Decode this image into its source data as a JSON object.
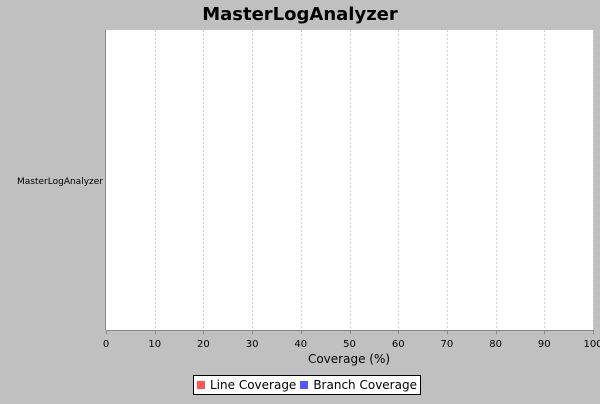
{
  "chart_data": {
    "type": "bar",
    "orientation": "horizontal",
    "title": "MasterLogAnalyzer",
    "categories": [
      "MasterLogAnalyzer"
    ],
    "series": [
      {
        "name": "Line Coverage",
        "color": "#ff5555",
        "values": [
          0
        ]
      },
      {
        "name": "Branch Coverage",
        "color": "#5555ff",
        "values": [
          0
        ]
      }
    ],
    "xlabel": "Coverage (%)",
    "ylabel": "",
    "xlim": [
      0,
      100
    ],
    "x_ticks": [
      0,
      10,
      20,
      30,
      40,
      50,
      60,
      70,
      80,
      90,
      100
    ],
    "grid": true,
    "legend_position": "bottom"
  },
  "colors": {
    "background": "#c0c0c0",
    "plot_background": "#ffffff",
    "gridline": "#d0d0d0"
  }
}
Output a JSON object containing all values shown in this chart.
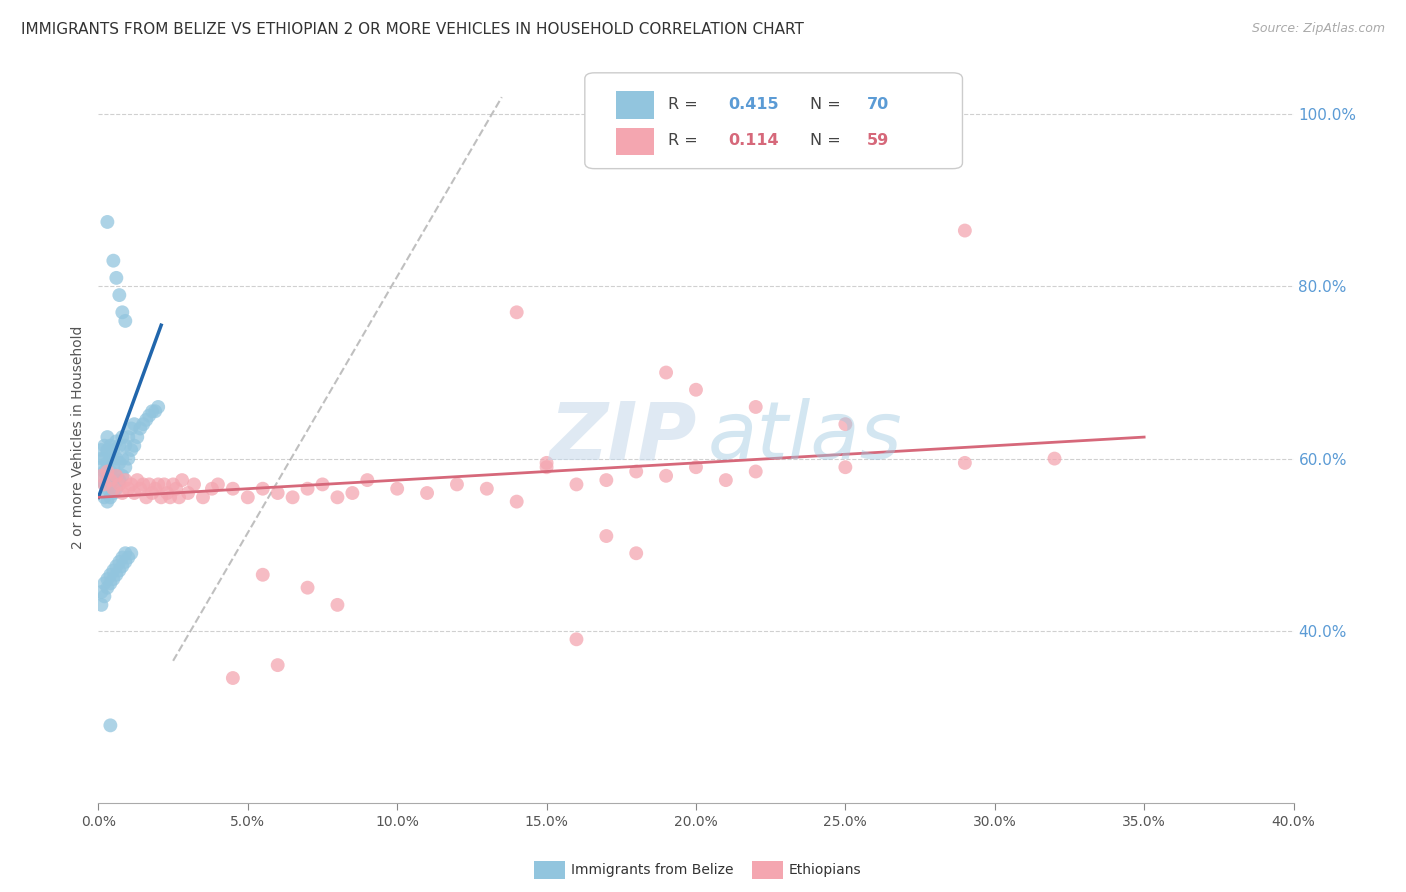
{
  "title": "IMMIGRANTS FROM BELIZE VS ETHIOPIAN 2 OR MORE VEHICLES IN HOUSEHOLD CORRELATION CHART",
  "source": "Source: ZipAtlas.com",
  "ylabel": "2 or more Vehicles in Household",
  "xlim": [
    0.0,
    0.4
  ],
  "ylim": [
    0.2,
    1.05
  ],
  "xticks": [
    0.0,
    0.05,
    0.1,
    0.15,
    0.2,
    0.25,
    0.3,
    0.35,
    0.4
  ],
  "xtick_labels": [
    "0.0%",
    "5.0%",
    "10.0%",
    "15.0%",
    "20.0%",
    "25.0%",
    "30.0%",
    "35.0%",
    "40.0%"
  ],
  "yticks_right": [
    0.4,
    0.6,
    0.8,
    1.0
  ],
  "ytick_labels_right": [
    "40.0%",
    "60.0%",
    "80.0%",
    "100.0%"
  ],
  "belize_color": "#92c5de",
  "ethiopian_color": "#f4a6b0",
  "belize_line_color": "#2166ac",
  "ethiopian_line_color": "#d6687a",
  "belize_R": 0.415,
  "belize_N": 70,
  "ethiopian_R": 0.114,
  "ethiopian_N": 59,
  "legend_label_belize": "Immigrants from Belize",
  "legend_label_ethiopian": "Ethiopians",
  "watermark_zip": "ZIP",
  "watermark_atlas": "atlas",
  "background_color": "#ffffff",
  "grid_color": "#d0d0d0",
  "belize_x": [
    0.001,
    0.001,
    0.001,
    0.001,
    0.002,
    0.002,
    0.002,
    0.002,
    0.002,
    0.003,
    0.003,
    0.003,
    0.003,
    0.003,
    0.003,
    0.004,
    0.004,
    0.004,
    0.004,
    0.004,
    0.005,
    0.005,
    0.005,
    0.005,
    0.006,
    0.006,
    0.006,
    0.006,
    0.007,
    0.007,
    0.007,
    0.008,
    0.008,
    0.008,
    0.009,
    0.009,
    0.01,
    0.01,
    0.011,
    0.011,
    0.012,
    0.012,
    0.013,
    0.014,
    0.015,
    0.016,
    0.017,
    0.018,
    0.019,
    0.02,
    0.001,
    0.001,
    0.002,
    0.002,
    0.003,
    0.003,
    0.004,
    0.004,
    0.005,
    0.005,
    0.006,
    0.006,
    0.007,
    0.007,
    0.008,
    0.008,
    0.009,
    0.009,
    0.01,
    0.011
  ],
  "belize_y": [
    0.575,
    0.59,
    0.6,
    0.61,
    0.555,
    0.57,
    0.585,
    0.6,
    0.615,
    0.55,
    0.565,
    0.58,
    0.595,
    0.61,
    0.625,
    0.555,
    0.57,
    0.585,
    0.6,
    0.615,
    0.56,
    0.575,
    0.59,
    0.61,
    0.565,
    0.58,
    0.6,
    0.62,
    0.575,
    0.595,
    0.615,
    0.58,
    0.6,
    0.625,
    0.59,
    0.615,
    0.6,
    0.625,
    0.61,
    0.635,
    0.615,
    0.64,
    0.625,
    0.635,
    0.64,
    0.645,
    0.65,
    0.655,
    0.655,
    0.66,
    0.43,
    0.445,
    0.44,
    0.455,
    0.45,
    0.46,
    0.455,
    0.465,
    0.46,
    0.47,
    0.465,
    0.475,
    0.47,
    0.48,
    0.475,
    0.485,
    0.48,
    0.49,
    0.485,
    0.49
  ],
  "belize_y_outliers": [
    0.875,
    0.83,
    0.81,
    0.79,
    0.77,
    0.76,
    0.29
  ],
  "belize_x_outliers": [
    0.003,
    0.005,
    0.006,
    0.007,
    0.008,
    0.009,
    0.004
  ],
  "ethiopian_x": [
    0.001,
    0.002,
    0.003,
    0.004,
    0.005,
    0.006,
    0.007,
    0.008,
    0.009,
    0.01,
    0.011,
    0.012,
    0.013,
    0.014,
    0.015,
    0.016,
    0.017,
    0.018,
    0.019,
    0.02,
    0.021,
    0.022,
    0.023,
    0.024,
    0.025,
    0.026,
    0.027,
    0.028,
    0.03,
    0.032,
    0.035,
    0.038,
    0.04,
    0.045,
    0.05,
    0.055,
    0.06,
    0.065,
    0.07,
    0.075,
    0.08,
    0.085,
    0.09,
    0.1,
    0.11,
    0.12,
    0.13,
    0.14,
    0.15,
    0.16,
    0.17,
    0.18,
    0.19,
    0.2,
    0.21,
    0.22,
    0.25,
    0.29,
    0.32
  ],
  "ethiopian_y": [
    0.58,
    0.57,
    0.585,
    0.575,
    0.565,
    0.58,
    0.57,
    0.56,
    0.575,
    0.565,
    0.57,
    0.56,
    0.575,
    0.565,
    0.57,
    0.555,
    0.57,
    0.56,
    0.565,
    0.57,
    0.555,
    0.57,
    0.56,
    0.555,
    0.57,
    0.565,
    0.555,
    0.575,
    0.56,
    0.57,
    0.555,
    0.565,
    0.57,
    0.565,
    0.555,
    0.565,
    0.56,
    0.555,
    0.565,
    0.57,
    0.555,
    0.56,
    0.575,
    0.565,
    0.56,
    0.57,
    0.565,
    0.55,
    0.59,
    0.57,
    0.575,
    0.585,
    0.58,
    0.59,
    0.575,
    0.585,
    0.59,
    0.595,
    0.6
  ],
  "ethiopian_y_special": [
    0.865,
    0.77,
    0.7,
    0.68,
    0.66,
    0.64,
    0.595,
    0.51,
    0.49,
    0.465,
    0.45,
    0.43,
    0.39,
    0.36,
    0.345
  ],
  "ethiopian_x_special": [
    0.29,
    0.14,
    0.19,
    0.2,
    0.22,
    0.25,
    0.15,
    0.17,
    0.18,
    0.055,
    0.07,
    0.08,
    0.16,
    0.06,
    0.045
  ]
}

### [Set exercise]
Search the data for the string "title". List each line that has it.

### [Final result]
    "title": "MasterLogAnalyzer",
  "title": "IMMIGRANTS FROM BELIZE VS ETHIOPIAN 2 OR MORE VEHICLES IN HOUSEHOLD CORRELATION CHART",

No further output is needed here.